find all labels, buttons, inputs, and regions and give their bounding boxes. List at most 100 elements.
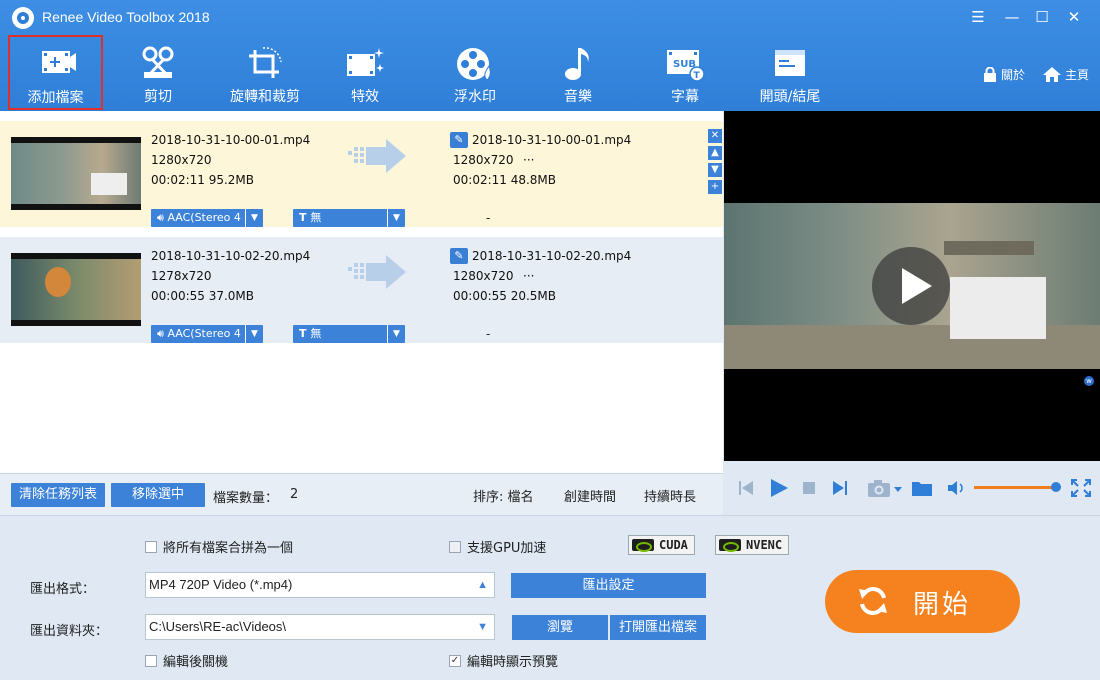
checkbox-checked: ✓	[449, 654, 461, 667]
open-export-folder-button[interactable]: 打開匯出檔案	[610, 615, 706, 640]
maximize-button[interactable]: ☐	[1029, 5, 1055, 29]
opening-ending-button[interactable]: 開頭/結尾	[745, 38, 835, 108]
source-duration-size: 00:02:11 95.2MB	[151, 173, 255, 187]
home-button[interactable]: 主頁	[1043, 66, 1089, 83]
folder-icon[interactable]	[911, 478, 933, 498]
shutdown-after-checkbox[interactable]: 編輯後關機	[145, 651, 228, 670]
music-label: 音樂	[564, 89, 592, 105]
chevron-down-icon: ▼	[245, 325, 263, 343]
output-resolution: 1280x720	[453, 153, 514, 167]
export-format-select[interactable]: MP4 720P Video (*.mp4) ▲	[145, 572, 495, 598]
subtitle-label: 字幕	[671, 89, 699, 105]
player-controls	[724, 461, 1100, 515]
sort-by-duration[interactable]: 持續時長	[644, 486, 696, 505]
clear-task-list-button[interactable]: 清除任務列表	[11, 483, 105, 507]
checkbox-box	[449, 540, 461, 553]
expand-icon[interactable]: +	[708, 180, 722, 194]
output-filename: 2018-10-31-10-00-01.mp4	[472, 133, 632, 147]
home-icon	[1043, 67, 1061, 82]
music-note-icon	[565, 48, 589, 80]
export-folder-value: C:\Users\RE-ac\Videos\	[149, 619, 287, 634]
sort-by-name[interactable]: 排序: 檔名	[473, 486, 534, 505]
add-files-label: 添加檔案	[27, 90, 84, 106]
watermark-button[interactable]: 浮水印	[435, 38, 515, 108]
checkbox-box	[145, 540, 157, 553]
effects-label: 特效	[351, 89, 379, 105]
menu-icon[interactable]: ☰	[965, 5, 991, 29]
file-row[interactable]: 2018-10-31-10-02-20.mp4 1278x720 00:00:5…	[0, 237, 723, 343]
export-settings-button[interactable]: 匯出設定	[511, 573, 706, 598]
about-button[interactable]: 關於	[983, 66, 1025, 83]
cuda-badge: CUDA	[628, 535, 695, 555]
skip-back-icon[interactable]	[738, 478, 754, 498]
output-duration-size: 00:02:11 48.8MB	[453, 173, 557, 187]
play-icon[interactable]	[768, 478, 790, 498]
fullscreen-icon[interactable]	[1070, 478, 1092, 498]
stop-icon[interactable]	[802, 478, 816, 498]
edit-output-icon[interactable]: ✎	[450, 132, 468, 148]
output-resolution: 1280x720	[453, 269, 514, 283]
audio-track-value: AAC(Stereo 4	[167, 327, 241, 340]
shutdown-after-label: 編輯後關機	[163, 655, 229, 670]
output-duration-size: 00:00:55 20.5MB	[453, 289, 557, 303]
svg-text:T: T	[694, 71, 701, 81]
output-more-button[interactable]: ···	[523, 153, 534, 167]
convert-arrow-icon	[348, 139, 406, 173]
move-down-icon[interactable]: ▼	[708, 163, 722, 177]
file-row[interactable]: 2018-10-31-10-00-01.mp4 1280x720 00:02:1…	[0, 121, 723, 227]
edit-output-icon[interactable]: ✎	[450, 248, 468, 264]
speaker-icon: 🔊︎	[157, 211, 168, 224]
opening-ending-label: 開頭/結尾	[759, 89, 821, 105]
export-format-value: MP4 720P Video (*.mp4)	[149, 577, 293, 592]
file-count-value: 2	[290, 487, 299, 502]
music-button[interactable]: 音樂	[538, 38, 618, 108]
volume-slider[interactable]	[974, 486, 1056, 489]
source-resolution: 1278x720	[151, 269, 212, 283]
volume-slider-handle[interactable]	[1051, 482, 1061, 492]
chevron-up-icon: ▲	[477, 579, 488, 591]
video-preview[interactable]: w	[724, 111, 1100, 461]
about-label: 關於	[1001, 68, 1026, 82]
nvenc-badge: NVENC	[715, 535, 790, 555]
add-files-button[interactable]: 添加檔案	[8, 35, 103, 110]
speaker-icon: 🔊︎	[157, 327, 168, 340]
gpu-acceleration-label: 支援GPU加速	[467, 541, 547, 556]
subtitle-button[interactable]: SUB T 字幕	[645, 38, 725, 108]
export-folder-input[interactable]: C:\Users\RE-ac\Videos\ ▼	[145, 614, 495, 640]
refresh-icon	[859, 587, 887, 615]
close-button[interactable]: ✕	[1061, 5, 1087, 29]
rotate-crop-button[interactable]: 旋轉和裁剪	[220, 38, 310, 108]
subtitle-value: 無	[310, 327, 322, 340]
skip-forward-icon[interactable]	[832, 478, 848, 498]
show-preview-label: 編輯時顯示預覽	[467, 655, 559, 670]
intro-outro-icon	[775, 50, 805, 76]
subtitle-dropdown[interactable]: T 無 ▼	[293, 325, 405, 343]
text-icon: T	[299, 327, 311, 340]
start-button[interactable]: 開始	[825, 570, 1020, 633]
export-format-label: 匯出格式：	[30, 582, 96, 597]
source-duration-size: 00:00:55 37.0MB	[151, 289, 255, 303]
move-up-icon[interactable]: ▲	[708, 146, 722, 160]
list-actions-bar: 清除任務列表 移除選中 檔案數量： 2 排序: 檔名 創建時間 持續時長	[0, 473, 723, 515]
merge-files-checkbox[interactable]: 將所有檔案合拼為一個	[145, 537, 293, 556]
sort-by-created[interactable]: 創建時間	[564, 486, 616, 505]
volume-icon[interactable]	[947, 478, 967, 498]
audio-track-dropdown[interactable]: 🔊︎ AAC(Stereo 4 ▼	[151, 325, 263, 343]
text-icon: T	[299, 211, 311, 224]
audio-track-dropdown[interactable]: 🔊︎ AAC(Stereo 4 ▼	[151, 209, 263, 227]
browse-button[interactable]: 瀏覽	[512, 615, 608, 640]
play-overlay-button[interactable]	[872, 247, 950, 325]
camera-icon[interactable]	[867, 478, 903, 498]
cut-button[interactable]: 剪切	[118, 38, 198, 108]
remove-row-icon[interactable]: ✕	[708, 129, 722, 143]
gpu-acceleration-checkbox[interactable]: 支援GPU加速	[449, 537, 546, 556]
remove-selected-button[interactable]: 移除選中	[111, 483, 205, 507]
minimize-button[interactable]: —	[999, 5, 1025, 29]
output-more-button[interactable]: ···	[523, 269, 534, 283]
effects-button[interactable]: 特效	[325, 38, 405, 108]
convert-arrow-icon	[348, 255, 406, 289]
output-extra-value: -	[486, 327, 491, 341]
subtitle-dropdown[interactable]: T 無 ▼	[293, 209, 405, 227]
source-filename: 2018-10-31-10-02-20.mp4	[151, 249, 311, 263]
show-preview-checkbox[interactable]: ✓ 編輯時顯示預覽	[449, 651, 558, 670]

------------

Task: Write out all the lines above again, word for word, leaving out the pictures.

Task answer:
find all labels, buttons, inputs, and regions and give their bounding boxes. List at most 100 elements.
checkbox-checked: ✓	[449, 654, 461, 667]
open-export-folder-button[interactable]: 打開匯出檔案	[610, 615, 706, 640]
maximize-button[interactable]: ☐	[1029, 5, 1055, 29]
opening-ending-button[interactable]: 開頭/結尾	[745, 38, 835, 108]
source-duration-size: 00:02:11 95.2MB	[151, 173, 255, 187]
home-button[interactable]: 主頁	[1043, 66, 1089, 83]
folder-icon[interactable]	[911, 478, 933, 498]
shutdown-after-checkbox[interactable]: 編輯後關機	[145, 651, 228, 670]
music-label: 音樂	[564, 89, 592, 105]
chevron-down-icon: ▼	[245, 325, 263, 343]
output-resolution: 1280x720	[453, 153, 514, 167]
export-format-select[interactable]: MP4 720P Video (*.mp4) ▲	[145, 572, 495, 598]
subtitle-label: 字幕	[671, 89, 699, 105]
player-controls	[724, 461, 1100, 515]
sort-by-duration[interactable]: 持續時長	[644, 486, 696, 505]
clear-task-list-button[interactable]: 清除任務列表	[11, 483, 105, 507]
checkbox-box	[449, 540, 461, 553]
expand-icon[interactable]: +	[708, 180, 722, 194]
output-filename: 2018-10-31-10-00-01.mp4	[472, 133, 632, 147]
home-icon	[1043, 67, 1061, 82]
music-note-icon	[565, 48, 589, 80]
export-folder-value: C:\Users\RE-ac\Videos\	[149, 619, 287, 634]
sort-by-name[interactable]: 排序: 檔名	[473, 486, 534, 505]
add-files-label: 添加檔案	[27, 90, 84, 106]
watermark-button[interactable]: 浮水印	[435, 38, 515, 108]
checkbox-box	[145, 540, 157, 553]
effects-label: 特效	[351, 89, 379, 105]
menu-icon[interactable]: ☰	[965, 5, 991, 29]
file-row[interactable]: 2018-10-31-10-02-20.mp4 1278x720 00:00:5…	[0, 237, 723, 343]
export-settings-button[interactable]: 匯出設定	[511, 573, 706, 598]
about-button[interactable]: 關於	[983, 66, 1025, 83]
cuda-badge: CUDA	[628, 535, 695, 555]
skip-back-icon[interactable]	[738, 478, 754, 498]
output-duration-size: 00:02:11 48.8MB	[453, 173, 557, 187]
play-icon[interactable]	[768, 478, 790, 498]
fullscreen-icon[interactable]	[1070, 478, 1092, 498]
stop-icon[interactable]	[802, 478, 816, 498]
edit-output-icon[interactable]: ✎	[450, 132, 468, 148]
output-resolution: 1280x720	[453, 269, 514, 283]
audio-track-value: AAC(Stereo 4	[167, 327, 241, 340]
shutdown-after-label: 編輯後關機	[163, 655, 229, 670]
output-duration-size: 00:00:55 20.5MB	[453, 289, 557, 303]
svg-text:T: T	[694, 71, 701, 81]
output-more-button[interactable]: ···	[523, 153, 534, 167]
convert-arrow-icon	[348, 139, 406, 173]
move-down-icon[interactable]: ▼	[708, 163, 722, 177]
file-row[interactable]: 2018-10-31-10-00-01.mp4 1280x720 00:02:1…	[0, 121, 723, 227]
edit-output-icon[interactable]: ✎	[450, 248, 468, 264]
speaker-icon: 🔊︎	[157, 211, 168, 224]
opening-ending-label: 開頭/結尾	[759, 89, 821, 105]
export-format-value: MP4 720P Video (*.mp4)	[149, 577, 293, 592]
file-count-value: 2	[290, 487, 299, 502]
music-button[interactable]: 音樂	[538, 38, 618, 108]
volume-slider[interactable]	[974, 486, 1056, 489]
source-resolution: 1278x720	[151, 269, 212, 283]
volume-slider-handle[interactable]	[1051, 482, 1061, 492]
chevron-up-icon: ▲	[477, 579, 488, 591]
video-preview[interactable]: w	[724, 111, 1100, 461]
about-label: 關於	[1001, 68, 1026, 82]
nvenc-badge: NVENC	[715, 535, 790, 555]
add-files-button[interactable]: 添加檔案	[8, 35, 103, 110]
speaker-icon: 🔊︎	[157, 327, 168, 340]
gpu-acceleration-label: 支援GPU加速	[467, 541, 547, 556]
subtitle-button[interactable]: SUB T 字幕	[645, 38, 725, 108]
export-folder-input[interactable]: C:\Users\RE-ac\Videos\ ▼	[145, 614, 495, 640]
refresh-icon	[859, 587, 887, 615]
close-button[interactable]: ✕	[1061, 5, 1087, 29]
rotate-crop-button[interactable]: 旋轉和裁剪	[220, 38, 310, 108]
subtitle-value: 無	[310, 327, 322, 340]
skip-forward-icon[interactable]	[832, 478, 848, 498]
show-preview-label: 編輯時顯示預覽	[467, 655, 559, 670]
intro-outro-icon	[775, 50, 805, 76]
subtitle-dropdown[interactable]: T 無 ▼	[293, 325, 405, 343]
text-icon: T	[299, 327, 311, 340]
start-button[interactable]: 開始	[825, 570, 1020, 633]
export-format-label: 匯出格式：	[30, 582, 96, 597]
source-duration-size: 00:00:55 37.0MB	[151, 289, 255, 303]
move-up-icon[interactable]: ▲	[708, 146, 722, 160]
list-actions-bar: 清除任務列表 移除選中 檔案數量： 2 排序: 檔名 創建時間 持續時長	[0, 473, 723, 515]
merge-files-checkbox[interactable]: 將所有檔案合拼為一個	[145, 537, 293, 556]
sort-by-created[interactable]: 創建時間	[564, 486, 616, 505]
volume-icon[interactable]	[947, 478, 967, 498]
audio-track-dropdown[interactable]: 🔊︎ AAC(Stereo 4 ▼	[151, 325, 263, 343]
text-icon: T	[299, 211, 311, 224]
audio-track-dropdown[interactable]: 🔊︎ AAC(Stereo 4 ▼	[151, 209, 263, 227]
browse-button[interactable]: 瀏覽	[512, 615, 608, 640]
play-overlay-button[interactable]	[872, 247, 950, 325]
camera-icon[interactable]	[867, 478, 903, 498]
cut-button[interactable]: 剪切	[118, 38, 198, 108]
remove-row-icon[interactable]: ✕	[708, 129, 722, 143]
gpu-acceleration-checkbox[interactable]: 支援GPU加速	[449, 537, 546, 556]
remove-selected-button[interactable]: 移除選中	[111, 483, 205, 507]
minimize-button[interactable]: —	[999, 5, 1025, 29]
output-more-button[interactable]: ···	[523, 269, 534, 283]
effects-button[interactable]: 特效	[325, 38, 405, 108]
convert-arrow-icon	[348, 255, 406, 289]
output-extra-value: -	[486, 327, 491, 341]
subtitle-dropdown[interactable]: T 無 ▼	[293, 209, 405, 227]
source-filename: 2018-10-31-10-02-20.mp4	[151, 249, 311, 263]
show-preview-checkbox[interactable]: ✓ 編輯時顯示預覽	[449, 651, 558, 670]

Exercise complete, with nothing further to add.